#### Exercise objective
Extract all of the data and reproduce it precisely.

#### Supplied material

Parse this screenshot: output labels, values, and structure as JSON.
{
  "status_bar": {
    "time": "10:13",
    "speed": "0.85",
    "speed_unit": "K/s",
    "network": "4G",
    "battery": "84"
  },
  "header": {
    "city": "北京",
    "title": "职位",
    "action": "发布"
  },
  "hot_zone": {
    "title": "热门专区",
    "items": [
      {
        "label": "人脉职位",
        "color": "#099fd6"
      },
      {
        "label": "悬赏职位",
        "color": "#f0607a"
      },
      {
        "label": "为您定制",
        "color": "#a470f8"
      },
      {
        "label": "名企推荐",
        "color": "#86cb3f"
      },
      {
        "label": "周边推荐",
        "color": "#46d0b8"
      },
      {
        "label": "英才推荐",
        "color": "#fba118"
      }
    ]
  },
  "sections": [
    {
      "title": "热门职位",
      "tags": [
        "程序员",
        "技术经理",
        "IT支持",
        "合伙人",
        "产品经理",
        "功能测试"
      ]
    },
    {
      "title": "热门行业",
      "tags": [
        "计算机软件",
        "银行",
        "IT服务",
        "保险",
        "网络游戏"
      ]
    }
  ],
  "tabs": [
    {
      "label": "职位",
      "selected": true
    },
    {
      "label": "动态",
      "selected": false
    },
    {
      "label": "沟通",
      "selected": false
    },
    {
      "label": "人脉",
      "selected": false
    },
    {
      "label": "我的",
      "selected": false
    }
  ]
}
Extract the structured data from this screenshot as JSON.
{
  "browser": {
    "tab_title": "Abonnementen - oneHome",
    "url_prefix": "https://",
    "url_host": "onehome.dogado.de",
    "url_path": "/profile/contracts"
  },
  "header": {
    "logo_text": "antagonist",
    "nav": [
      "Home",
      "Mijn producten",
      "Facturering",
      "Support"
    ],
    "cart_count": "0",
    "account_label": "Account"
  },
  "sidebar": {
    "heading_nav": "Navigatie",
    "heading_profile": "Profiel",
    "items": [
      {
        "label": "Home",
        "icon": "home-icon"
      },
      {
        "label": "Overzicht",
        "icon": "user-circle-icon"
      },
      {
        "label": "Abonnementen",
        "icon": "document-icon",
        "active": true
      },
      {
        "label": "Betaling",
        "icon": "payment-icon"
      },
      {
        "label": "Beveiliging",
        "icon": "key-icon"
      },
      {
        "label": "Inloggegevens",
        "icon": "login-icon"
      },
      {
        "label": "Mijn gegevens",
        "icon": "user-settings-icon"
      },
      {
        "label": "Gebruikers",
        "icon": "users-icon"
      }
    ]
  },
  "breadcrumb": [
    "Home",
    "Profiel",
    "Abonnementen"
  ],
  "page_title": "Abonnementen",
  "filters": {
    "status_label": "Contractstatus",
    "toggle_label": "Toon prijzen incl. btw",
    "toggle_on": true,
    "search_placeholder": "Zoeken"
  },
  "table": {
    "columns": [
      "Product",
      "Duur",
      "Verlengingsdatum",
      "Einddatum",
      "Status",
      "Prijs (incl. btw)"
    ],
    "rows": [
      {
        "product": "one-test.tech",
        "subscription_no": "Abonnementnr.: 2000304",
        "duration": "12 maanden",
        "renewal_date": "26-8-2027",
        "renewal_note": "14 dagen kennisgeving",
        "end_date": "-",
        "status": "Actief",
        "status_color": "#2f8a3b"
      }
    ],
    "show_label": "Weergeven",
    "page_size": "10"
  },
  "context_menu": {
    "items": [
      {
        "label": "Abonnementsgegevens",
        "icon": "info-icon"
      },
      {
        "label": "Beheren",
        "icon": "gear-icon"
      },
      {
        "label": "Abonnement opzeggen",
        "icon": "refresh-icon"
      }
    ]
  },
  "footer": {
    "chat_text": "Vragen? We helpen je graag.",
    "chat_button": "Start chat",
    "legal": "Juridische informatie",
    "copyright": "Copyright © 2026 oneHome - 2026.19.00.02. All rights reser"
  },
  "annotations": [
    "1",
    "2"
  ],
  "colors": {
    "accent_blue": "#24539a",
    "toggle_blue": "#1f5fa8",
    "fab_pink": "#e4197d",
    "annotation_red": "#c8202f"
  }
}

#### Full solution
Parse this screenshot: output labels, values, and structure as JSON.
{
  "status_bar": {
    "time": "10:13",
    "speed": "0.85",
    "speed_unit": "K/s",
    "network": "4G",
    "battery": "84"
  },
  "header": {
    "city": "北京",
    "title": "职位",
    "action": "发布"
  },
  "hot_zone": {
    "title": "热门专区",
    "items": [
      {
        "label": "人脉职位",
        "color": "#099fd6"
      },
      {
        "label": "悬赏职位",
        "color": "#f0607a"
      },
      {
        "label": "为您定制",
        "color": "#a470f8"
      },
      {
        "label": "名企推荐",
        "color": "#86cb3f"
      },
      {
        "label": "周边推荐",
        "color": "#46d0b8"
      },
      {
        "label": "英才推荐",
        "color": "#fba118"
      }
    ]
  },
  "sections": [
    {
      "title": "热门职位",
      "tags": [
        "程序员",
        "技术经理",
        "IT支持",
        "合伙人",
        "产品经理",
        "功能测试"
      ]
    },
    {
      "title": "热门行业",
      "tags": [
        "计算机软件",
        "银行",
        "IT服务",
        "保险",
        "网络游戏"
      ]
    }
  ],
  "tabs": [
    {
      "label": "职位",
      "selected": true
    },
    {
      "label": "动态",
      "selected": false
    },
    {
      "label": "沟通",
      "selected": false
    },
    {
      "label": "人脉",
      "selected": false
    },
    {
      "label": "我的",
      "selected": false
    }
  ]
}
Extract the structured data from this screenshot as JSON.
{
  "browser": {
    "tab_title": "Abonnementen - oneHome",
    "url_prefix": "https://",
    "url_host": "onehome.dogado.de",
    "url_path": "/profile/contracts"
  },
  "header": {
    "logo_text": "antagonist",
    "nav": [
      "Home",
      "Mijn producten",
      "Facturering",
      "Support"
    ],
    "cart_count": "0",
    "account_label": "Account"
  },
  "sidebar": {
    "heading_nav": "Navigatie",
    "heading_profile": "Profiel",
    "items": [
      {
        "label": "Home",
        "icon": "home-icon"
      },
      {
        "label": "Overzicht",
        "icon": "user-circle-icon"
      },
      {
        "label": "Abonnementen",
        "icon": "document-icon",
        "active": true
      },
      {
        "label": "Betaling",
        "icon": "payment-icon"
      },
      {
        "label": "Beveiliging",
        "icon": "key-icon"
      },
      {
        "label": "Inloggegevens",
        "icon": "login-icon"
      },
      {
        "label": "Mijn gegevens",
        "icon": "user-settings-icon"
      },
      {
        "label": "Gebruikers",
        "icon": "users-icon"
      }
    ]
  },
  "breadcrumb": [
    "Home",
    "Profiel",
    "Abonnementen"
  ],
  "page_title": "Abonnementen",
  "filters": {
    "status_label": "Contractstatus",
    "toggle_label": "Toon prijzen incl. btw",
    "toggle_on": true,
    "search_placeholder": "Zoeken"
  },
  "table": {
    "columns": [
      "Product",
      "Duur",
      "Verlengingsdatum",
      "Einddatum",
      "Status",
      "Prijs (incl. btw)"
    ],
    "rows": [
      {
        "product": "one-test.tech",
        "subscription_no": "Abonnementnr.: 2000304",
        "duration": "12 maanden",
        "renewal_date": "26-8-2027",
        "renewal_note": "14 dagen kennisgeving",
        "end_date": "-",
        "status": "Actief",
        "status_color": "#2f8a3b"
      }
    ],
    "show_label": "Weergeven",
    "page_size": "10"
  },
  "context_menu": {
    "items": [
      {
        "label": "Abonnementsgegevens",
        "icon": "info-icon"
      },
      {
        "label": "Beheren",
        "icon": "gear-icon"
      },
      {
        "label": "Abonnement opzeggen",
        "icon": "refresh-icon"
      }
    ]
  },
  "footer": {
    "chat_text": "Vragen? We helpen je graag.",
    "chat_button": "Start chat",
    "legal": "Juridische informatie",
    "copyright": "Copyright © 2026 oneHome - 2026.19.00.02. All rights reser"
  },
  "annotations": [
    "1",
    "2"
  ],
  "colors": {
    "accent_blue": "#24539a",
    "toggle_blue": "#1f5fa8",
    "fab_pink": "#e4197d",
    "annotation_red": "#c8202f"
  }
}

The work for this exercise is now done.